SUPPLIED DATA =>
==============================
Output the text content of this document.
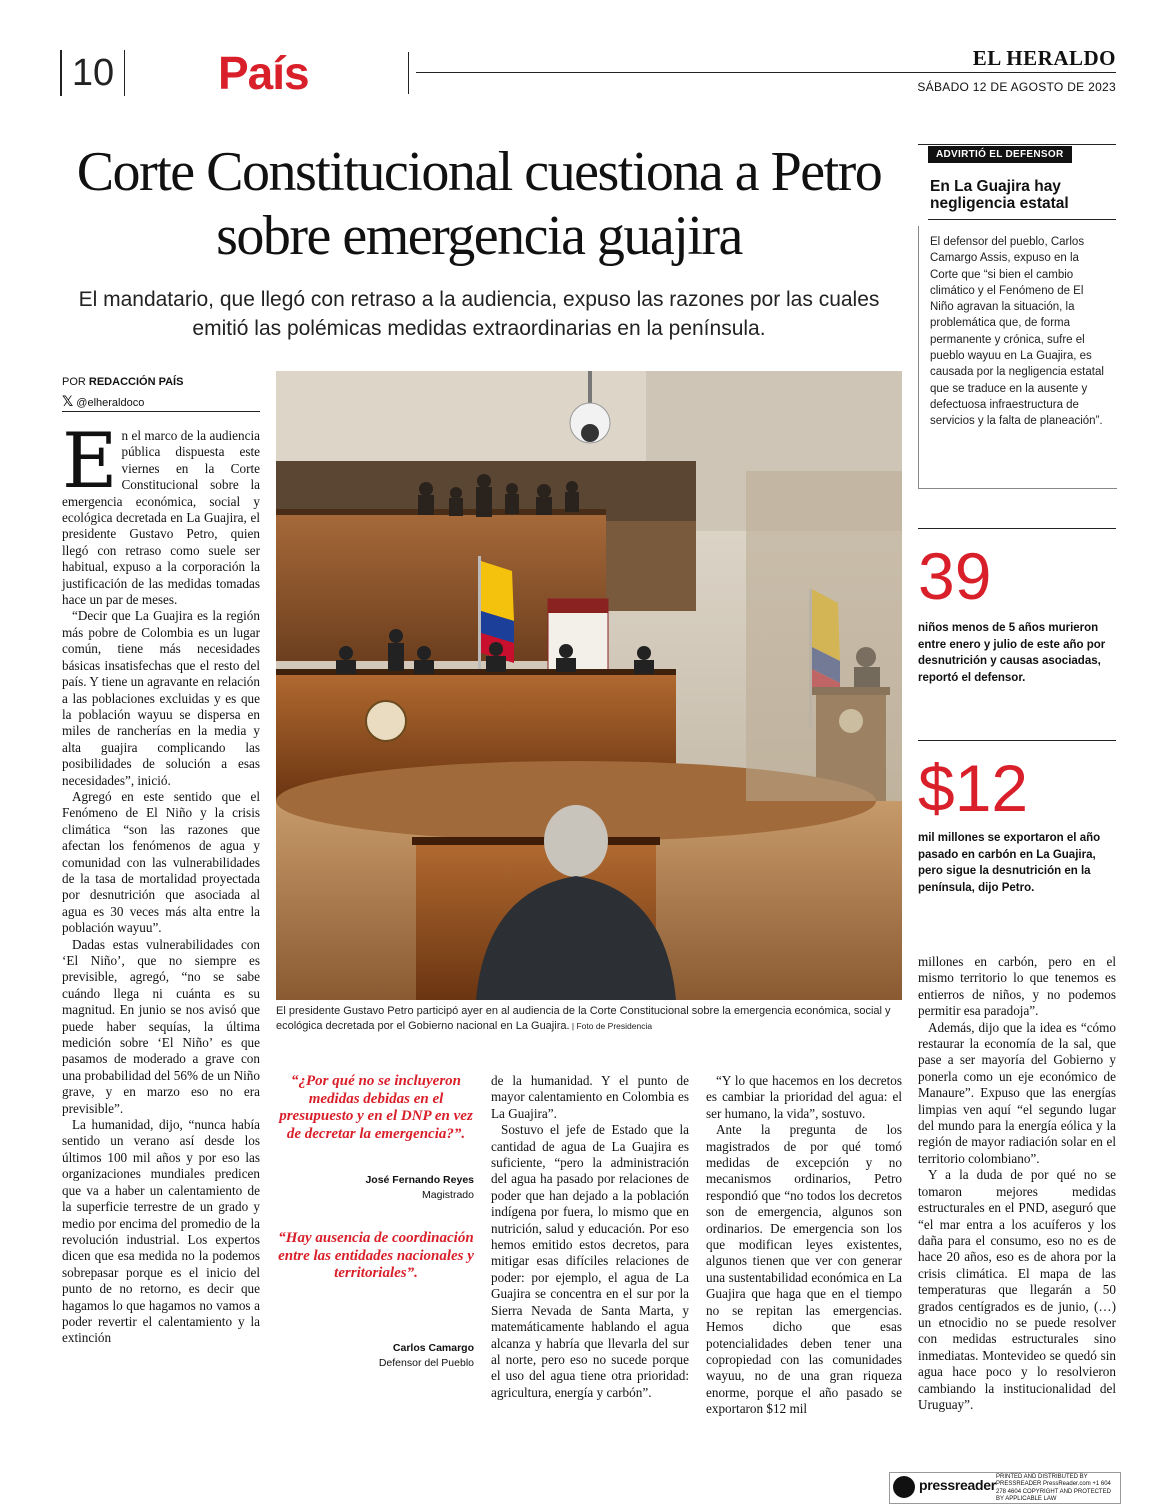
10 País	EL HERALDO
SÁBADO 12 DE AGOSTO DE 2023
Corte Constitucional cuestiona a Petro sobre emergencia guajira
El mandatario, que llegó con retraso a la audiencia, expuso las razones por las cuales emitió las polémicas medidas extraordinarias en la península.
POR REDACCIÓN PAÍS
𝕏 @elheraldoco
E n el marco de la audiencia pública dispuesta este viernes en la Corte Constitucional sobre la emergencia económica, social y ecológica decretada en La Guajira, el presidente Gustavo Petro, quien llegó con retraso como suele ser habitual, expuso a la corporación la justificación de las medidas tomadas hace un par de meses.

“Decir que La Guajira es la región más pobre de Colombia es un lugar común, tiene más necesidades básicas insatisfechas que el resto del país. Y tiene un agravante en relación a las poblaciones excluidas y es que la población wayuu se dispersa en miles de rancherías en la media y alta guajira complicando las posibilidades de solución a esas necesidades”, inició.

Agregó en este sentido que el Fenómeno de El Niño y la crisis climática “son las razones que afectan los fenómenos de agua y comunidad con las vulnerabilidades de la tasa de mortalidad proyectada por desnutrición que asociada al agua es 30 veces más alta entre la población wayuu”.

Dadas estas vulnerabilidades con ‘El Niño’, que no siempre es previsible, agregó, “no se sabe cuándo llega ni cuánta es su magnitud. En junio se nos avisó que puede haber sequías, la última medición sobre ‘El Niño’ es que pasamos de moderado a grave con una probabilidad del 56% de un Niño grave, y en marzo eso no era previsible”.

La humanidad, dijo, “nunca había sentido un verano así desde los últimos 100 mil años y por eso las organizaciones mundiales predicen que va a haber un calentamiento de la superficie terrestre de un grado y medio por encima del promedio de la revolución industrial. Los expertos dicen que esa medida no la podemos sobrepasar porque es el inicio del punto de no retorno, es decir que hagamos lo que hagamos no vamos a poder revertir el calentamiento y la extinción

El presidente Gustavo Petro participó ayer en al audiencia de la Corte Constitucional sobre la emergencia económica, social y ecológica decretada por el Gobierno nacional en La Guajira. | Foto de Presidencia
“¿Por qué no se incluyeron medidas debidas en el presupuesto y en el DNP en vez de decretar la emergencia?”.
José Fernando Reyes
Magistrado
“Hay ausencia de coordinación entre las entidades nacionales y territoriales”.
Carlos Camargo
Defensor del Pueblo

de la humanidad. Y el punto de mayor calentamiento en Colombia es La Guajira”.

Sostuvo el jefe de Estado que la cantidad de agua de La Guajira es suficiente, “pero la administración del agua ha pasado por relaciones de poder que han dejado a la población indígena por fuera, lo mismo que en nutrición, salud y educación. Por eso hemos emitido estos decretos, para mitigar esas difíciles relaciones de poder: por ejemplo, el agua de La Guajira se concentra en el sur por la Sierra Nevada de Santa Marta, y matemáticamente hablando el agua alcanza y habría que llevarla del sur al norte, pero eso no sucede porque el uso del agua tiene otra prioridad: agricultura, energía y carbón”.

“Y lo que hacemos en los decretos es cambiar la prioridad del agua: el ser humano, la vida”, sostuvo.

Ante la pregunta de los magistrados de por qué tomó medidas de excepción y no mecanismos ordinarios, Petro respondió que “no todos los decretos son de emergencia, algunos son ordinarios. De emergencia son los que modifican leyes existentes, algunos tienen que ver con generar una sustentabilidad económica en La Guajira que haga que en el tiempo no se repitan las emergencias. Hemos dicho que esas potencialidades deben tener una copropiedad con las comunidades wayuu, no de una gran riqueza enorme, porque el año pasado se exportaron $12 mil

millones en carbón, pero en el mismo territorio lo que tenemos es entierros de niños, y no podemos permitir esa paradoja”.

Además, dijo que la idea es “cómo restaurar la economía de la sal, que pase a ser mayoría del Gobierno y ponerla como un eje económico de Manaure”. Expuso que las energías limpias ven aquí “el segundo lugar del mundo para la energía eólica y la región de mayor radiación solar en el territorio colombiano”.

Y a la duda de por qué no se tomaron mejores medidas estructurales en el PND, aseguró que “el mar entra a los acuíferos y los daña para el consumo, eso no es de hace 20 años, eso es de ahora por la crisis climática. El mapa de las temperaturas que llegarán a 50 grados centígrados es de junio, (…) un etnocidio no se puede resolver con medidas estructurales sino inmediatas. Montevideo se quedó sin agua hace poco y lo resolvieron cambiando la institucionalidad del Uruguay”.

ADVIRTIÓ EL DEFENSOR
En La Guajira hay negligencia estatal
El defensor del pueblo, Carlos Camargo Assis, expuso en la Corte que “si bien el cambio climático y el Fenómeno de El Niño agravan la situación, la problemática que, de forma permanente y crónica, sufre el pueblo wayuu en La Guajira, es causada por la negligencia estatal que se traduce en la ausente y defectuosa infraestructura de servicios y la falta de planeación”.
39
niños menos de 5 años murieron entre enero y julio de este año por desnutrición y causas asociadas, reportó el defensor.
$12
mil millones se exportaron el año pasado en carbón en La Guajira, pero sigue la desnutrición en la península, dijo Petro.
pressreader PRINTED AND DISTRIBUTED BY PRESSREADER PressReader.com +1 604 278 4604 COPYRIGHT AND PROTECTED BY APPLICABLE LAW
==============================
Exclude all images and restate the records above word for word.

Output the text content of this document.
10 País	EL HERALDO
SÁBADO 12 DE AGOSTO DE 2023
Corte Constitucional cuestiona a Petro sobre emergencia guajira
El mandatario, que llegó con retraso a la audiencia, expuso las razones por las cuales emitió las polémicas medidas extraordinarias en la península.
POR REDACCIÓN PAÍS
𝕏 @elheraldoco
E n el marco de la audiencia pública dispuesta este viernes en la Corte Constitucional sobre la emergencia económica, social y ecológica decretada en La Guajira, el presidente Gustavo Petro, quien llegó con retraso como suele ser habitual, expuso a la corporación la justificación de las medidas tomadas hace un par de meses.

“Decir que La Guajira es la región más pobre de Colombia es un lugar común, tiene más necesidades básicas insatisfechas que el resto del país. Y tiene un agravante en relación a las poblaciones excluidas y es que la población wayuu se dispersa en miles de rancherías en la media y alta guajira complicando las posibilidades de solución a esas necesidades”, inició.

Agregó en este sentido que el Fenómeno de El Niño y la crisis climática “son las razones que afectan los fenómenos de agua y comunidad con las vulnerabilidades de la tasa de mortalidad proyectada por desnutrición que asociada al agua es 30 veces más alta entre la población wayuu”.

Dadas estas vulnerabilidades con ‘El Niño’, que no siempre es previsible, agregó, “no se sabe cuándo llega ni cuánta es su magnitud. En junio se nos avisó que puede haber sequías, la última medición sobre ‘El Niño’ es que pasamos de moderado a grave con una probabilidad del 56% de un Niño grave, y en marzo eso no era previsible”.

La humanidad, dijo, “nunca había sentido un verano así desde los últimos 100 mil años y por eso las organizaciones mundiales predicen que va a haber un calentamiento de la superficie terrestre de un grado y medio por encima del promedio de la revolución industrial. Los expertos dicen que esa medida no la podemos sobrepasar porque es el inicio del punto de no retorno, es decir que hagamos lo que hagamos no vamos a poder revertir el calentamiento y la extinción

El presidente Gustavo Petro participó ayer en al audiencia de la Corte Constitucional sobre la emergencia económica, social y ecológica decretada por el Gobierno nacional en La Guajira. | Foto de Presidencia
“¿Por qué no se incluyeron medidas debidas en el presupuesto y en el DNP en vez de decretar la emergencia?”.
José Fernando Reyes
Magistrado
“Hay ausencia de coordinación entre las entidades nacionales y territoriales”.
Carlos Camargo
Defensor del Pueblo

de la humanidad. Y el punto de mayor calentamiento en Colombia es La Guajira”.

Sostuvo el jefe de Estado que la cantidad de agua de La Guajira es suficiente, “pero la administración del agua ha pasado por relaciones de poder que han dejado a la población indígena por fuera, lo mismo que en nutrición, salud y educación. Por eso hemos emitido estos decretos, para mitigar esas difíciles relaciones de poder: por ejemplo, el agua de La Guajira se concentra en el sur por la Sierra Nevada de Santa Marta, y matemáticamente hablando el agua alcanza y habría que llevarla del sur al norte, pero eso no sucede porque el uso del agua tiene otra prioridad: agricultura, energía y carbón”.

“Y lo que hacemos en los decretos es cambiar la prioridad del agua: el ser humano, la vida”, sostuvo.

Ante la pregunta de los magistrados de por qué tomó medidas de excepción y no mecanismos ordinarios, Petro respondió que “no todos los decretos son de emergencia, algunos son ordinarios. De emergencia son los que modifican leyes existentes, algunos tienen que ver con generar una sustentabilidad económica en La Guajira que haga que en el tiempo no se repitan las emergencias. Hemos dicho que esas potencialidades deben tener una copropiedad con las comunidades wayuu, no de una gran riqueza enorme, porque el año pasado se exportaron $12 mil

millones en carbón, pero en el mismo territorio lo que tenemos es entierros de niños, y no podemos permitir esa paradoja”.

Además, dijo que la idea es “cómo restaurar la economía de la sal, que pase a ser mayoría del Gobierno y ponerla como un eje económico de Manaure”. Expuso que las energías limpias ven aquí “el segundo lugar del mundo para la energía eólica y la región de mayor radiación solar en el territorio colombiano”.

Y a la duda de por qué no se tomaron mejores medidas estructurales en el PND, aseguró que “el mar entra a los acuíferos y los daña para el consumo, eso no es de hace 20 años, eso es de ahora por la crisis climática. El mapa de las temperaturas que llegarán a 50 grados centígrados es de junio, (…) un etnocidio no se puede resolver con medidas estructurales sino inmediatas. Montevideo se quedó sin agua hace poco y lo resolvieron cambiando la institucionalidad del Uruguay”.

ADVIRTIÓ EL DEFENSOR
En La Guajira hay negligencia estatal
El defensor del pueblo, Carlos Camargo Assis, expuso en la Corte que “si bien el cambio climático y el Fenómeno de El Niño agravan la situación, la problemática que, de forma permanente y crónica, sufre el pueblo wayuu en La Guajira, es causada por la negligencia estatal que se traduce en la ausente y defectuosa infraestructura de servicios y la falta de planeación”.
39
niños menos de 5 años murieron entre enero y julio de este año por desnutrición y causas asociadas, reportó el defensor.
$12
mil millones se exportaron el año pasado en carbón en La Guajira, pero sigue la desnutrición en la península, dijo Petro.
pressreader PRINTED AND DISTRIBUTED BY PRESSREADER PressReader.com +1 604 278 4604 COPYRIGHT AND PROTECTED BY APPLICABLE LAW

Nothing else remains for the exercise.